## Given instruction A
Answer these questions from the passage on the 2003 Patterns of Global Terrorism report:
(i) Which government department released the report?
(ii) Who wrote the report's preface, and what is his title?
(iii) According to the report, how many suspected fighters had coalition forces detained in 2003?
## Given instruction B
Please reproduce the passage on the 2003 Patterns of Global Terrorism report word for word, starting at "The State Department" and ending at "important new trends.".
## Given instruction C
Pick up the passage on the 2003 Patterns of Global Terrorism report at the point where it stops, and keep writing it.

## Given passage
## Begin

The State Department released the 2003 edition of Patterns of Global Terrorism last week in accordance with its congressional mandate to provide an accounting of international trends. With several spectacular terrorist attacks, the war in Iraq, and a series of counterterrorism victories, 2003 witnessed profound changes in the arena of international terrorism. Unfortunately, the structure and content of the latest Patterns are strikingly similar to those of years past, missing an important opportunity to help senior policymakers fight the war on terror by assessing important new trends.
Although terrorism in Iraq emerged as a key area of focus during 2003, the new Patterns does not include a thorough analysis of attacks against civilians and diplomats there. Indeed, the "Middle East Overview" portion of the report does not contain a section about terrorism in Iraq. A handful of particularly grisly Iraq attacks are mentioned briefly in the preface by Ambassador Cofer Black, coordinator for counterterrorism, while other relevant issues are mentioned only under the "State Sponsors of Terrorism" subhead. Thus, the report fails to provide perspective on key attacks, including the following: the March 2003 suicide bombing by Ansar al-Islam that killed an Australian journalist; the July 3 killing of a British journalist in Baghdad; the August bombing of the UN headquarters and Jordanian embassy in Iraq; the October explosion at the Baghdad International Committee for the Red Cross; and the November destruction of the Catholic Relief Services Headquarters in Nasariyah. Although Patterns reports that "coalition forces had detained more than 300 suspected fighters" in 2003, it does not discuss foreign militants, former Ba'ath fighters, or other related issues. The report pays only cursory attention to the activities of Ansar al-Islam and of militants loyal to Abu Musab al-Zarqawi, the Jordanian-born terrorist now expanding his network in Iraq and around the world.

## End

## Raw records
## Begin

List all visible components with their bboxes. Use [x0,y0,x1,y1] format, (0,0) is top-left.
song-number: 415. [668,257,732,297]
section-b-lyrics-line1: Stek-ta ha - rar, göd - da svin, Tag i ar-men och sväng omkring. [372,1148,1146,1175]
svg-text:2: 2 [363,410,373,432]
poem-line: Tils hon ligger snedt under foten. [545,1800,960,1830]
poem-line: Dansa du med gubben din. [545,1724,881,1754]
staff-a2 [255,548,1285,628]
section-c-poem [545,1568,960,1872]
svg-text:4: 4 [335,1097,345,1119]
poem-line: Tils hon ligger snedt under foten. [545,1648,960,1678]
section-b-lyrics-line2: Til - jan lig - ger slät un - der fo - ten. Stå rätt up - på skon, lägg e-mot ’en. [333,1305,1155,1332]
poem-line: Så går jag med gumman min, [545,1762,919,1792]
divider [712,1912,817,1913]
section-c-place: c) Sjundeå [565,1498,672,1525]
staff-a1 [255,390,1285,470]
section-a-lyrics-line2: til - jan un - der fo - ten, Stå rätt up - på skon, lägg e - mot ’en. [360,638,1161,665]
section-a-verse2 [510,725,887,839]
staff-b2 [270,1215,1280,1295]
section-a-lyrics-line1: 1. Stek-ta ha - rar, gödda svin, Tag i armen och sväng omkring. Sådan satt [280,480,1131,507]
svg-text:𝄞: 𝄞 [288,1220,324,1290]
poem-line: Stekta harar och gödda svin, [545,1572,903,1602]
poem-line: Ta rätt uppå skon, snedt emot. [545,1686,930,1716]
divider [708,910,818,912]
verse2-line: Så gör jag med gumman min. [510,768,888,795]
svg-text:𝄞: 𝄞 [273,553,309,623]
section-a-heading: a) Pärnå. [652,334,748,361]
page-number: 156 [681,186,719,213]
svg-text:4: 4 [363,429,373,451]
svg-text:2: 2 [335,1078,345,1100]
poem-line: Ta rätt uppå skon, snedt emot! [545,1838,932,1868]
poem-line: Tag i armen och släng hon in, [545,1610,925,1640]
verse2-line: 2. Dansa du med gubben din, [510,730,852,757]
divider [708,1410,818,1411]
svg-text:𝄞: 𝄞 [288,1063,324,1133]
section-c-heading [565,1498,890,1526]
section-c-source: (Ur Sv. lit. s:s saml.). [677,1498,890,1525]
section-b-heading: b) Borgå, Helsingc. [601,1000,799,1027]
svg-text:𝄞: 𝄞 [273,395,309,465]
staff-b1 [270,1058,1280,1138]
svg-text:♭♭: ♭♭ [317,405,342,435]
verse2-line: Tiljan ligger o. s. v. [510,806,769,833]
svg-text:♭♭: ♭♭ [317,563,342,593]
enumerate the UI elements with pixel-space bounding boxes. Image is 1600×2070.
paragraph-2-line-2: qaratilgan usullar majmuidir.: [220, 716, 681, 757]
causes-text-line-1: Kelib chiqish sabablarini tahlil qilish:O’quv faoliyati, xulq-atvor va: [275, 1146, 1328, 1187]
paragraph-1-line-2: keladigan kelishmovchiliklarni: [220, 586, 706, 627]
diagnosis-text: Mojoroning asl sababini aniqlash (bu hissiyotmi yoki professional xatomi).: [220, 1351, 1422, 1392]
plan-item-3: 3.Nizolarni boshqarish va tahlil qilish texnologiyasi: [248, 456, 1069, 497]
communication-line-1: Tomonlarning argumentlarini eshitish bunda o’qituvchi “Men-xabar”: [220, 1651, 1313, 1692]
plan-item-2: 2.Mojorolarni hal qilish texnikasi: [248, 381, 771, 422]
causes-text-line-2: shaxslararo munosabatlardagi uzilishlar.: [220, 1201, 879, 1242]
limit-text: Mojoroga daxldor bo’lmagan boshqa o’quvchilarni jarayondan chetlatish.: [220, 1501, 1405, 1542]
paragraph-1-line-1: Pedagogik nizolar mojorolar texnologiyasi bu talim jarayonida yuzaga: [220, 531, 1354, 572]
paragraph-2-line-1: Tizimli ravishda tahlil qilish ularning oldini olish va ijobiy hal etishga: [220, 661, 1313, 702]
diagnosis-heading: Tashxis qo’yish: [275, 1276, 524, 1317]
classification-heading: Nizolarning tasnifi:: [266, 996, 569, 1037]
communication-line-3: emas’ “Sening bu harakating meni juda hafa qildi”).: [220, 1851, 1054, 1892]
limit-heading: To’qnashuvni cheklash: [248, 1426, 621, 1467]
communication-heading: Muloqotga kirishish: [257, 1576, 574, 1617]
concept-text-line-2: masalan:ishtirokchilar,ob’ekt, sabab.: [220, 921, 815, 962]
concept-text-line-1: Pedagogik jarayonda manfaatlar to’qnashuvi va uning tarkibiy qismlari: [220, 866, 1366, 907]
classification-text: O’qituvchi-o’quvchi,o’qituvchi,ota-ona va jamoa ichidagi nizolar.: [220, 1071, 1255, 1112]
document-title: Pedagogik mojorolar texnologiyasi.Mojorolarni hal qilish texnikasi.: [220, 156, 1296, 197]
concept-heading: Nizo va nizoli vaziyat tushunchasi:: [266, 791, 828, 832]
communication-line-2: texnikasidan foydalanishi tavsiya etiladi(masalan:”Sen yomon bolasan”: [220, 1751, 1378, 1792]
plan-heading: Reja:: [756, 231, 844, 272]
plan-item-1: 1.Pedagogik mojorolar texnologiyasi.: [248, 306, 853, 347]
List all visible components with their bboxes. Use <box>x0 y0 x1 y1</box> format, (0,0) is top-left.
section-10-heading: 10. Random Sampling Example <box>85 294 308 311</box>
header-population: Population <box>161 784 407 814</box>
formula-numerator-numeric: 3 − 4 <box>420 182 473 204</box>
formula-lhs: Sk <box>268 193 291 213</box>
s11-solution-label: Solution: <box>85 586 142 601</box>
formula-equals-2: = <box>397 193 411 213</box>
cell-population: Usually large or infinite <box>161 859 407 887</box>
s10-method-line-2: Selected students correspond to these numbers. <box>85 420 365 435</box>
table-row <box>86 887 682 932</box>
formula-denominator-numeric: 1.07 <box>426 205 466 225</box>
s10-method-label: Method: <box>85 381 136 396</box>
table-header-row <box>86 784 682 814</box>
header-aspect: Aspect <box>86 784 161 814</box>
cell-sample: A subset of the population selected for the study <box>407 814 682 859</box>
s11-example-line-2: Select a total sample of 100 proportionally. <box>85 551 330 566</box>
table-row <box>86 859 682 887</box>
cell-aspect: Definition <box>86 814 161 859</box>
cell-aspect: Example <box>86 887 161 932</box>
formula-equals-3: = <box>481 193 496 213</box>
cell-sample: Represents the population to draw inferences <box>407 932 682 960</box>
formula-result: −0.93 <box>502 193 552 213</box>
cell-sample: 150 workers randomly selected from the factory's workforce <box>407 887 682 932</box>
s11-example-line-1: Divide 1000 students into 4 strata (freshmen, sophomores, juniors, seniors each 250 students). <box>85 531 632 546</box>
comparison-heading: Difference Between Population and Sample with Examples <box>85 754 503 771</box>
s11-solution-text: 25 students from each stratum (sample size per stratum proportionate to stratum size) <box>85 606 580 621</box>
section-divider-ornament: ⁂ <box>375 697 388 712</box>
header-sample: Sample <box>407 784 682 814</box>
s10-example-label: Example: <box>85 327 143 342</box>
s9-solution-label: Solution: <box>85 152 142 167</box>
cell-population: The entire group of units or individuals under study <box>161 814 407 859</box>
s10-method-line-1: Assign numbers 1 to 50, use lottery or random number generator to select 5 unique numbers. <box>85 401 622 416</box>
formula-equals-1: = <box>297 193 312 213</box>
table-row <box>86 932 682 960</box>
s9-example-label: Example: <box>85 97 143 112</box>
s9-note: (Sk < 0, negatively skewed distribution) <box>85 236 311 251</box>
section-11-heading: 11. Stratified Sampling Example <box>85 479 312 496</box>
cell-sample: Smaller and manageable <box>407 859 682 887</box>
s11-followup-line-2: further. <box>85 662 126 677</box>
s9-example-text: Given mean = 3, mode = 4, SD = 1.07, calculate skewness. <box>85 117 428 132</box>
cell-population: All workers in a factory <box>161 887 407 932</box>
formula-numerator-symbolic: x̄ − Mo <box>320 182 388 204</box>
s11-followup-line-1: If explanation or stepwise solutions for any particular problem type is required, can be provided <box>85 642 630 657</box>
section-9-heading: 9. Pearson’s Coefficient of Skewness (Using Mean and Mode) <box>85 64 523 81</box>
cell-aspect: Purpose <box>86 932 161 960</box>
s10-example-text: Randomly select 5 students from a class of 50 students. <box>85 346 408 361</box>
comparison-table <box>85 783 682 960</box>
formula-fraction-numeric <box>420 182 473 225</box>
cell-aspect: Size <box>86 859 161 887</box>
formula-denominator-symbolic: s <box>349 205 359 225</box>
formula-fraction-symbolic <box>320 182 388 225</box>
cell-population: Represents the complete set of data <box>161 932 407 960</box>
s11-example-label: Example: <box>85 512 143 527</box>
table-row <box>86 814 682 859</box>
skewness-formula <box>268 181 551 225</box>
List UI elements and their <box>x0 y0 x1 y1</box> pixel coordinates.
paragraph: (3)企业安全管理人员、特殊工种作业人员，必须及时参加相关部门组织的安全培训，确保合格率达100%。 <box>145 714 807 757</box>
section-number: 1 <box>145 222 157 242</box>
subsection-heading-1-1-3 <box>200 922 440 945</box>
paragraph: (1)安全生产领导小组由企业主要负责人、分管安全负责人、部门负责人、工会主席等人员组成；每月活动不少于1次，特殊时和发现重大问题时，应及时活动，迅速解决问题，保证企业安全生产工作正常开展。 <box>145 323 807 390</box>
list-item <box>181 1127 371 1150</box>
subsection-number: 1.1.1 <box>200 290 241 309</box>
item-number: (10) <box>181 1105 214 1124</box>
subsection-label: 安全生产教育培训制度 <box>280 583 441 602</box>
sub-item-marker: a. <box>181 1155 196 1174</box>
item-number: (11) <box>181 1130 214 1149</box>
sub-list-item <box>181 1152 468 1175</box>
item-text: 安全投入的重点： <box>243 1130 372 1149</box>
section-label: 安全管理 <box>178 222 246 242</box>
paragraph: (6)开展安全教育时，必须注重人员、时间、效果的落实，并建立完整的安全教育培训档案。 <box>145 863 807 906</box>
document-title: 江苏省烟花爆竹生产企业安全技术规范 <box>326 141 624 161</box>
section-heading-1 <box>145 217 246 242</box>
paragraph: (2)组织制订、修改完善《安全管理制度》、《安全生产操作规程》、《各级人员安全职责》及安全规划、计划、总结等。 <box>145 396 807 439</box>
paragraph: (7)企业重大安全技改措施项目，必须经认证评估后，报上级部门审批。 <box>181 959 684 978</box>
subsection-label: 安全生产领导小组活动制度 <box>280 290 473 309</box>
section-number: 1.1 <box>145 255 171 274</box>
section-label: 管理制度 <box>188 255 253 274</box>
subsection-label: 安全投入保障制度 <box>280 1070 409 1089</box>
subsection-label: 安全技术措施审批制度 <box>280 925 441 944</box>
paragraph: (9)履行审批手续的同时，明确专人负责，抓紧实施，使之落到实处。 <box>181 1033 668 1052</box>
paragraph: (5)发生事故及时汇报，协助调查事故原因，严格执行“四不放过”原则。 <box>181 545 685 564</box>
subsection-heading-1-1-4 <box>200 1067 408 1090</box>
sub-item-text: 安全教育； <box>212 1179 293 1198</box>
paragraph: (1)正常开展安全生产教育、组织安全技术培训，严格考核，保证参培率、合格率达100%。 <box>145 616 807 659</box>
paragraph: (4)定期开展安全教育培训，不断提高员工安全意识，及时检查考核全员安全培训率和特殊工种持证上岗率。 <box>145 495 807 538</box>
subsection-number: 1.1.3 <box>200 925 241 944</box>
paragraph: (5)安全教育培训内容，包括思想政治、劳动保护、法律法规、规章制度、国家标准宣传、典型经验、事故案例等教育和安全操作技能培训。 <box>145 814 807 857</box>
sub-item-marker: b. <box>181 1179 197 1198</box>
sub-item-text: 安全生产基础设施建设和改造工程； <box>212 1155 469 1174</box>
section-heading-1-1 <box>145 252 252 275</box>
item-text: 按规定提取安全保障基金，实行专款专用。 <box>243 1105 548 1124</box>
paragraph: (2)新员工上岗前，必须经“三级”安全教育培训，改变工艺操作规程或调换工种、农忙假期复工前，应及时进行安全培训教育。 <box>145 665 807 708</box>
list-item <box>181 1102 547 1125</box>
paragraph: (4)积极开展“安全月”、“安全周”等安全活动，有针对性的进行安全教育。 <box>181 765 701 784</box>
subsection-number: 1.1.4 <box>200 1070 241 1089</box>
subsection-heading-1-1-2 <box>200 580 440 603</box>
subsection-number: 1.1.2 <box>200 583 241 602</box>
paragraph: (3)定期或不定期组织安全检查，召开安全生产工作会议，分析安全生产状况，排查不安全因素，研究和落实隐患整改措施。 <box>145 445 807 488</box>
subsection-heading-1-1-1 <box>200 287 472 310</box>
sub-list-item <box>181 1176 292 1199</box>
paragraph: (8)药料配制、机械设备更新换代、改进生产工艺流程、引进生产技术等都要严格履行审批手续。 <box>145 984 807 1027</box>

## End

## Written reply A
(i) The State Department.
(ii) Ambassador Cofer Black, coordinator for counterterrorism.
(iii) More than 300.

## Written reply B
The State Department released the 2003 edition of Patterns of Global Terrorism last week in accordance with its congressional mandate to provide an accounting of international trends. With several spectacular terrorist attacks, the war in Iraq, and a series of counterterrorism victories, 2003 witnessed profound changes in the arena of international terrorism. Unfortunately, the structure and content of the latest Patterns are strikingly similar to those of years past, missing an important opportunity to help senior policymakers fight the war on terror by assessing important new trends.

## Written reply C
The report's list of state sponsors of terror appears to be behind the curve as well. For one thing, Iraq remains on the list. In May 2003, President George W. Bush suspended all sanctions against Iraq with respect to its designation as a state sponsor of terror. Nevertheless, the country still appears on the list of such sponsors because there is no sovereign Iraqi government to make the certifications necessary to be removed from it. Meanwhile, despite indicating that the dangers from some of the Middle Eastern countries long designated as state sponsors have diminished over the past year, the State Department still discusses these countries alongside more troublesome state sponsors. For example, the report acknowledges that Libya "held to its practice . . . of curtailing support for international terrorism." It also lauds Tripoli for its compensation to the families of victims of past Libyan terrorist attacks as well for its December 19 announcement that it would begin dismantling its weapons of mass destruction programs. Similarly, the report praises Sudan because its "cooperation and information sharing has improved markedly, producing significant progress in combating terrorist activity." In light of such language, the unchanging list of state sponsors in Patterns lacks conviction. Although there are still areas of concern regarding both Libya and Sudan (as well as Cuba and North Korea), highlighting them as state sponsors obscures the real dangers posed by Syria and Iran, two countries that continue to sponsor terror at alarming levels.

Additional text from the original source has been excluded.